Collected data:
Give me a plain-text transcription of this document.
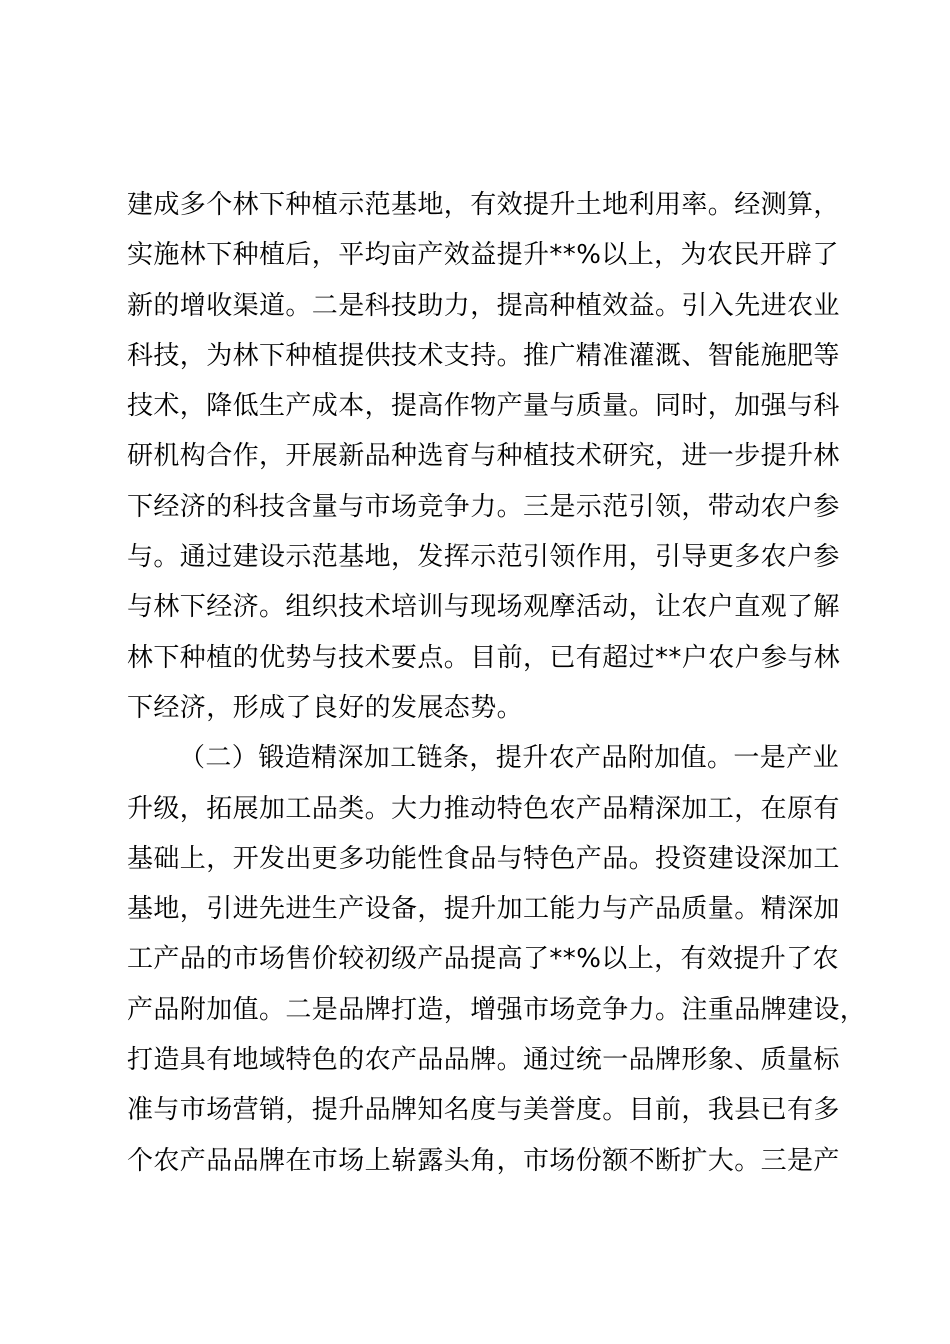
建成多个林下种植示范基地，有效提升土地利用率。经测算，
实施林下种植后，平均亩产效益提升**%以上，为农民开辟了
新的增收渠道。二是科技助力，提高种植效益。引入先进农业
科技，为林下种植提供技术支持。推广精准灌溉、智能施肥等
技术，降低生产成本，提高作物产量与质量。同时，加强与科
研机构合作，开展新品种选育与种植技术研究，进一步提升林
下经济的科技含量与市场竞争力。三是示范引领，带动农户参
与。通过建设示范基地，发挥示范引领作用，引导更多农户参
与林下经济。组织技术培训与现场观摩活动，让农户直观了解
林下种植的优势与技术要点。目前，已有超过**户农户参与林
下经济，形成了良好的发展态势。
（二）锻造精深加工链条，提升农产品附加值。一是产业
升级，拓展加工品类。大力推动特色农产品精深加工，在原有
基础上，开发出更多功能性食品与特色产品。投资建设深加工
基地，引进先进生产设备，提升加工能力与产品质量。精深加
工产品的市场售价较初级产品提高了**%以上，有效提升了农
产品附加值。二是品牌打造，增强市场竞争力。注重品牌建设，
打造具有地域特色的农产品品牌。通过统一品牌形象、质量标
准与市场营销，提升品牌知名度与美誉度。目前，我县已有多
个农产品品牌在市场上崭露头角，市场份额不断扩大。三是产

JOB: The material above must be printed exactly, with its pictures left out.

SOLUTION TO THIS PROBLEM:
Give me a plain-text transcription of this document.
建成多个林下种植示范基地，有效提升土地利用率。经测算，
实施林下种植后，平均亩产效益提升**%以上，为农民开辟了
新的增收渠道。二是科技助力，提高种植效益。引入先进农业
科技，为林下种植提供技术支持。推广精准灌溉、智能施肥等
技术，降低生产成本，提高作物产量与质量。同时，加强与科
研机构合作，开展新品种选育与种植技术研究，进一步提升林
下经济的科技含量与市场竞争力。三是示范引领，带动农户参
与。通过建设示范基地，发挥示范引领作用，引导更多农户参
与林下经济。组织技术培训与现场观摩活动，让农户直观了解
林下种植的优势与技术要点。目前，已有超过**户农户参与林
下经济，形成了良好的发展态势。
（二）锻造精深加工链条，提升农产品附加值。一是产业
升级，拓展加工品类。大力推动特色农产品精深加工，在原有
基础上，开发出更多功能性食品与特色产品。投资建设深加工
基地，引进先进生产设备，提升加工能力与产品质量。精深加
工产品的市场售价较初级产品提高了**%以上，有效提升了农
产品附加值。二是品牌打造，增强市场竞争力。注重品牌建设，
打造具有地域特色的农产品品牌。通过统一品牌形象、质量标
准与市场营销，提升品牌知名度与美誉度。目前，我县已有多
个农产品品牌在市场上崭露头角，市场份额不断扩大。三是产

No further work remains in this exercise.